__Task instructions__:
The output should be every line below that includes the word "werden".

──────────────────────────────

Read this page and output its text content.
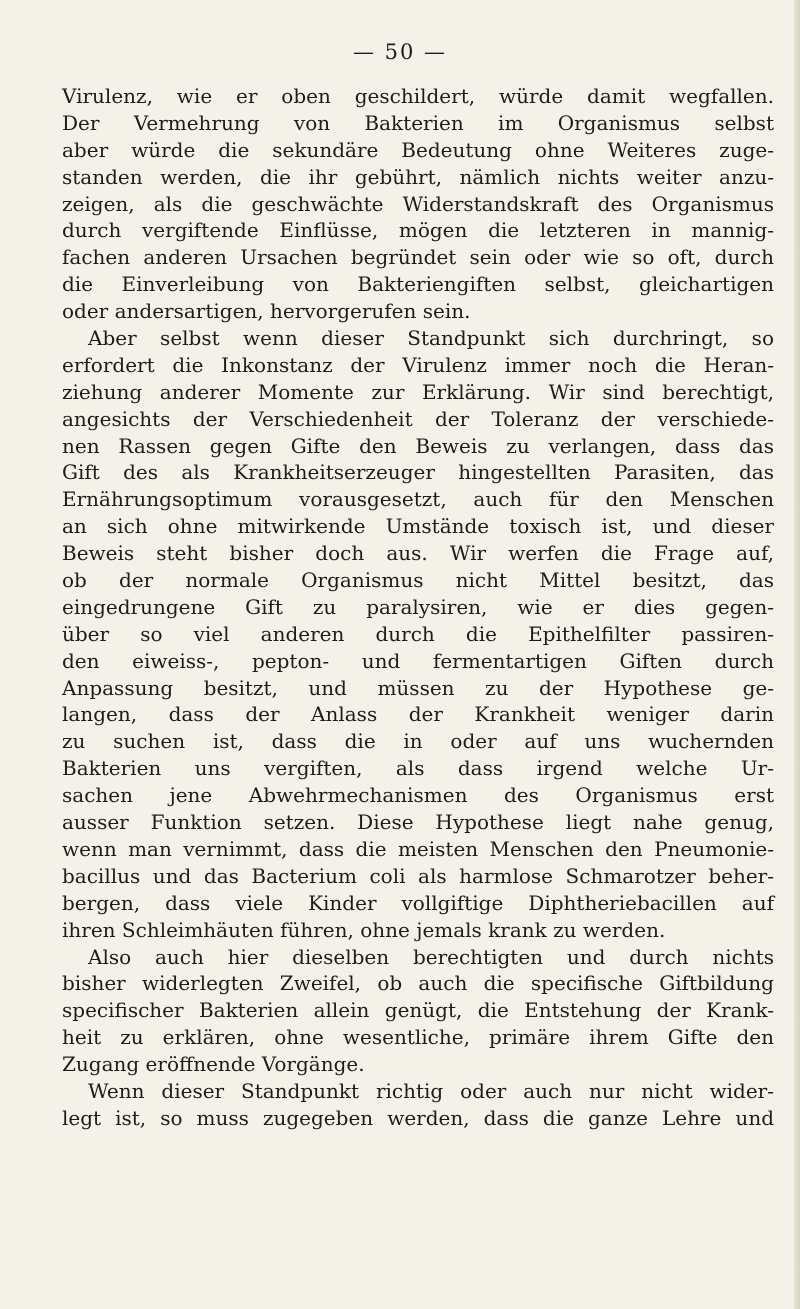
— 50 —
Virulenz, wie er oben geschildert, würde damit wegfallen.
Der Vermehrung von Bakterien im Organismus selbst
aber würde die sekundäre Bedeutung ohne Weiteres zuge-
standen werden, die ihr gebührt, nämlich nichts weiter anzu-
zeigen, als die geschwächte Widerstandskraft des Organismus
durch vergiftende Einflüsse, mögen die letzteren in mannig-
fachen anderen Ursachen begründet sein oder wie so oft, durch
die Einverleibung von Bakteriengiften selbst, gleichartigen
oder andersartigen, hervorgerufen sein.
Aber selbst wenn dieser Standpunkt sich durchringt, so
erfordert die Inkonstanz der Virulenz immer noch die Heran-
ziehung anderer Momente zur Erklärung. Wir sind berechtigt,
angesichts der Verschiedenheit der Toleranz der verschiede-
nen Rassen gegen Gifte den Beweis zu verlangen, dass das
Gift des als Krankheitserzeuger hingestellten Parasiten, das
Ernährungsoptimum vorausgesetzt, auch für den Menschen
an sich ohne mitwirkende Umstände toxisch ist, und dieser
Beweis steht bisher doch aus. Wir werfen die Frage auf,
ob der normale Organismus nicht Mittel besitzt, das
eingedrungene Gift zu paralysiren, wie er dies gegen-
über so viel anderen durch die Epithelfilter passiren-
den eiweiss-, pepton- und fermentartigen Giften durch
Anpassung besitzt, und müssen zu der Hypothese ge-
langen, dass der Anlass der Krankheit weniger darin
zu suchen ist, dass die in oder auf uns wuchernden
Bakterien uns vergiften, als dass irgend welche Ur-
sachen jene Abwehrmechanismen des Organismus erst
ausser Funktion setzen. Diese Hypothese liegt nahe genug,
wenn man vernimmt, dass die meisten Menschen den Pneumonie-
bacillus und das Bacterium coli als harmlose Schmarotzer beher-
bergen, dass viele Kinder vollgiftige Diphtheriebacillen auf
ihren Schleimhäuten führen, ohne jemals krank zu werden.
Also auch hier dieselben berechtigten und durch nichts
bisher widerlegten Zweifel, ob auch die specifische Giftbildung
specifischer Bakterien allein genügt, die Entstehung der Krank-
heit zu erklären, ohne wesentliche, primäre ihrem Gifte den
Zugang eröffnende Vorgänge.
Wenn dieser Standpunkt richtig oder auch nur nicht wider-
legt ist, so muss zugegeben werden, dass die ganze Lehre und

──────────────────────────────

__Reply__:
standen werden, die ihr gebührt, nämlich nichts weiter anzu-
ihren Schleimhäuten führen, ohne jemals krank zu werden.
legt ist, so muss zugegeben werden, dass die ganze Lehre und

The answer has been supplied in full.